Without the pictures, give the entries below again exactly as written.

◆ ◆ ◆

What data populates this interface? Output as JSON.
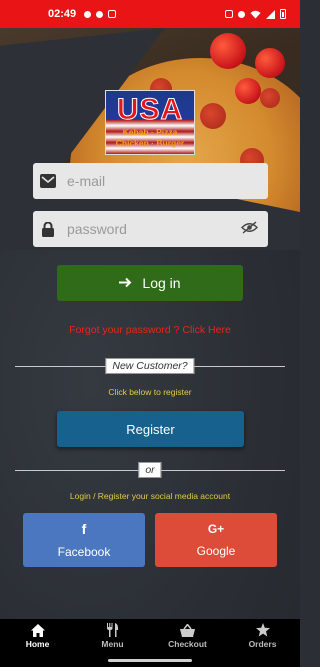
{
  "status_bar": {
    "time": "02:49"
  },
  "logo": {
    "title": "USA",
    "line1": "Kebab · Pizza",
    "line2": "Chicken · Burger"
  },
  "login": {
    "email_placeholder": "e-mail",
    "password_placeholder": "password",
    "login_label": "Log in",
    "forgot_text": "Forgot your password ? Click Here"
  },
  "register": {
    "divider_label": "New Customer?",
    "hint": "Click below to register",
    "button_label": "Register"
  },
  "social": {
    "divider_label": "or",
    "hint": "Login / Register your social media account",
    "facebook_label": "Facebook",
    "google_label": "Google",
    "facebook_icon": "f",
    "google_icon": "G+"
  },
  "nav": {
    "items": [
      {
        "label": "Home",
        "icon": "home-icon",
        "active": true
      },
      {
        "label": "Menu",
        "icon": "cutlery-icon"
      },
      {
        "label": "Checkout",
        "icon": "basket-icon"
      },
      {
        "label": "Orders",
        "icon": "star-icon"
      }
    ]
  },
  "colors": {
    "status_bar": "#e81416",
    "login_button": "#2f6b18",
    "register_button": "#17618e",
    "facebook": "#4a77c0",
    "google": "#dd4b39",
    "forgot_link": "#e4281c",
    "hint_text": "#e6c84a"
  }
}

◆ ◆ ◆

* [Solution to the problem]:
What data populates this interface? Output as JSON.
{
  "status_bar": {
    "time": "02:49"
  },
  "logo": {
    "title": "USA",
    "line1": "Kebab · Pizza",
    "line2": "Chicken · Burger"
  },
  "login": {
    "email_placeholder": "e-mail",
    "password_placeholder": "password",
    "login_label": "Log in",
    "forgot_text": "Forgot your password ? Click Here"
  },
  "register": {
    "divider_label": "New Customer?",
    "hint": "Click below to register",
    "button_label": "Register"
  },
  "social": {
    "divider_label": "or",
    "hint": "Login / Register your social media account",
    "facebook_label": "Facebook",
    "google_label": "Google",
    "facebook_icon": "f",
    "google_icon": "G+"
  },
  "nav": {
    "items": [
      {
        "label": "Home",
        "icon": "home-icon",
        "active": true
      },
      {
        "label": "Menu",
        "icon": "cutlery-icon"
      },
      {
        "label": "Checkout",
        "icon": "basket-icon"
      },
      {
        "label": "Orders",
        "icon": "star-icon"
      }
    ]
  },
  "colors": {
    "status_bar": "#e81416",
    "login_button": "#2f6b18",
    "register_button": "#17618e",
    "facebook": "#4a77c0",
    "google": "#dd4b39",
    "forgot_link": "#e4281c",
    "hint_text": "#e6c84a"
  }
}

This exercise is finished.